» **Brief**:
Identify every line in the records below that contains the word "cool", and copy each of those lines.

[Stored data]
****************************************
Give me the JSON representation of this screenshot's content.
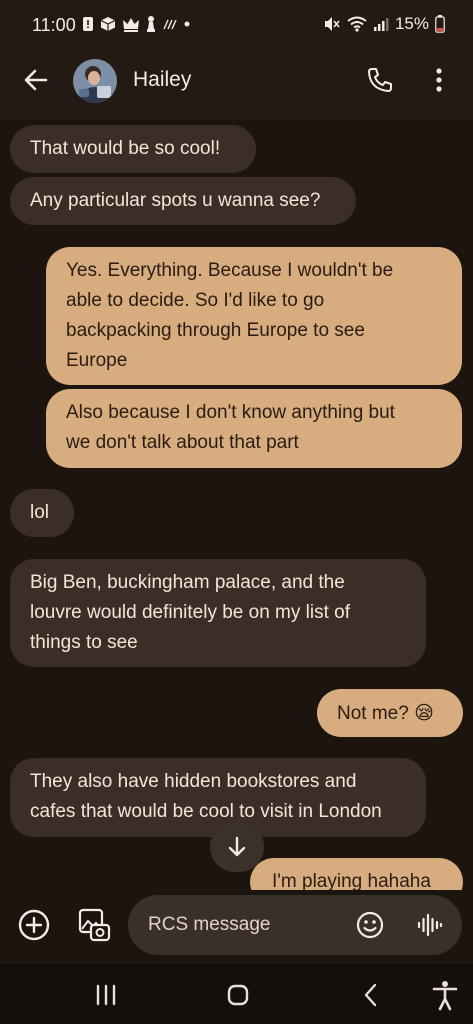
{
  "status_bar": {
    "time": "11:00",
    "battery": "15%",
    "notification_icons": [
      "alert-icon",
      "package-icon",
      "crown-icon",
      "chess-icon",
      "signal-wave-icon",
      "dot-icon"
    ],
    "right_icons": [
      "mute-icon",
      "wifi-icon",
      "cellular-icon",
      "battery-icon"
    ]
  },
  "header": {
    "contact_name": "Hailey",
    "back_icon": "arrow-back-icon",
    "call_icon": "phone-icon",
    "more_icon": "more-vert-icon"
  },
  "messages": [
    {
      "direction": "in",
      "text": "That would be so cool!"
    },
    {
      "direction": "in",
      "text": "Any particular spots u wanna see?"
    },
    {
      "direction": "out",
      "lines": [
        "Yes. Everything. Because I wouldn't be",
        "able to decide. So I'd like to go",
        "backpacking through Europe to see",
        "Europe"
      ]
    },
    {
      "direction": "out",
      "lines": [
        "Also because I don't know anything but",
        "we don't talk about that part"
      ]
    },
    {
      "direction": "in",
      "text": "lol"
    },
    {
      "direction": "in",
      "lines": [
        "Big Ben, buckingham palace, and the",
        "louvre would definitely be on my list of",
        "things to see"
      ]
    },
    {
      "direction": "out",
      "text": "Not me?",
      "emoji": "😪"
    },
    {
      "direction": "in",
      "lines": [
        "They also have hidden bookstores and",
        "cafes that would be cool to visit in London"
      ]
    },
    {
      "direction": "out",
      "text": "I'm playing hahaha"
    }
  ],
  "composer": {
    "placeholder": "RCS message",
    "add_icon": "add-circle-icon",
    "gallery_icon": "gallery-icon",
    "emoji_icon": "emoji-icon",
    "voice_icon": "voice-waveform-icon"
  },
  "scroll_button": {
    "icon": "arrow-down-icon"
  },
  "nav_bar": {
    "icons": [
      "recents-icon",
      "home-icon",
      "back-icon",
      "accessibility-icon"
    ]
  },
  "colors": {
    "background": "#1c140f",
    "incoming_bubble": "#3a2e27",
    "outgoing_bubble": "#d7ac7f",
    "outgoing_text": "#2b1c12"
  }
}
****************************************
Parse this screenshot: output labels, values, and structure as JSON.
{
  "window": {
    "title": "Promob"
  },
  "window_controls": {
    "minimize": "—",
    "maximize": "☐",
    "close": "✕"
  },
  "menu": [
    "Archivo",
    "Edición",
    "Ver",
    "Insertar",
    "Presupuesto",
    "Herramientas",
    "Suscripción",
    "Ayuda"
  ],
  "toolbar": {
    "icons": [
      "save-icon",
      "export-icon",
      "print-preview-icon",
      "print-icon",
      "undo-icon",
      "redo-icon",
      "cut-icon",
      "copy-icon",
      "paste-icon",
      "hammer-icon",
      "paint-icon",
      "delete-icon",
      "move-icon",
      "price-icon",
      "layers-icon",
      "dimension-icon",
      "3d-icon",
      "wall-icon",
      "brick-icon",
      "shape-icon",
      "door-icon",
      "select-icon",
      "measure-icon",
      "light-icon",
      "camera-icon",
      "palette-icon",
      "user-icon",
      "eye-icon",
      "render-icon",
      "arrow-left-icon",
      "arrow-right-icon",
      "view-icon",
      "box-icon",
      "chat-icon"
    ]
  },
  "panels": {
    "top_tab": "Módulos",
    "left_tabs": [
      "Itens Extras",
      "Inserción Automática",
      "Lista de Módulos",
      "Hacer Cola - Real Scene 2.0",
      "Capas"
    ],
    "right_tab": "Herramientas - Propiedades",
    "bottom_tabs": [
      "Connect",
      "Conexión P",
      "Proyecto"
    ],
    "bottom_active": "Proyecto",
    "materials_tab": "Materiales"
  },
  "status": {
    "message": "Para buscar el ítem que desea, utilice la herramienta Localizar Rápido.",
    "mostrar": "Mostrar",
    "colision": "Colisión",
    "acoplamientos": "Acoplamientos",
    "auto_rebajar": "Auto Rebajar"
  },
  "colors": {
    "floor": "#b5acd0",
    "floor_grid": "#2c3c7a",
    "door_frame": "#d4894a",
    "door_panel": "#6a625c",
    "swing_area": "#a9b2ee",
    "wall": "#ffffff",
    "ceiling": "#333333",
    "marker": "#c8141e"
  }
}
****************************************
» **Written answer**:
      "text": "That would be so cool!"
        "cafes that would be cool to visit in London"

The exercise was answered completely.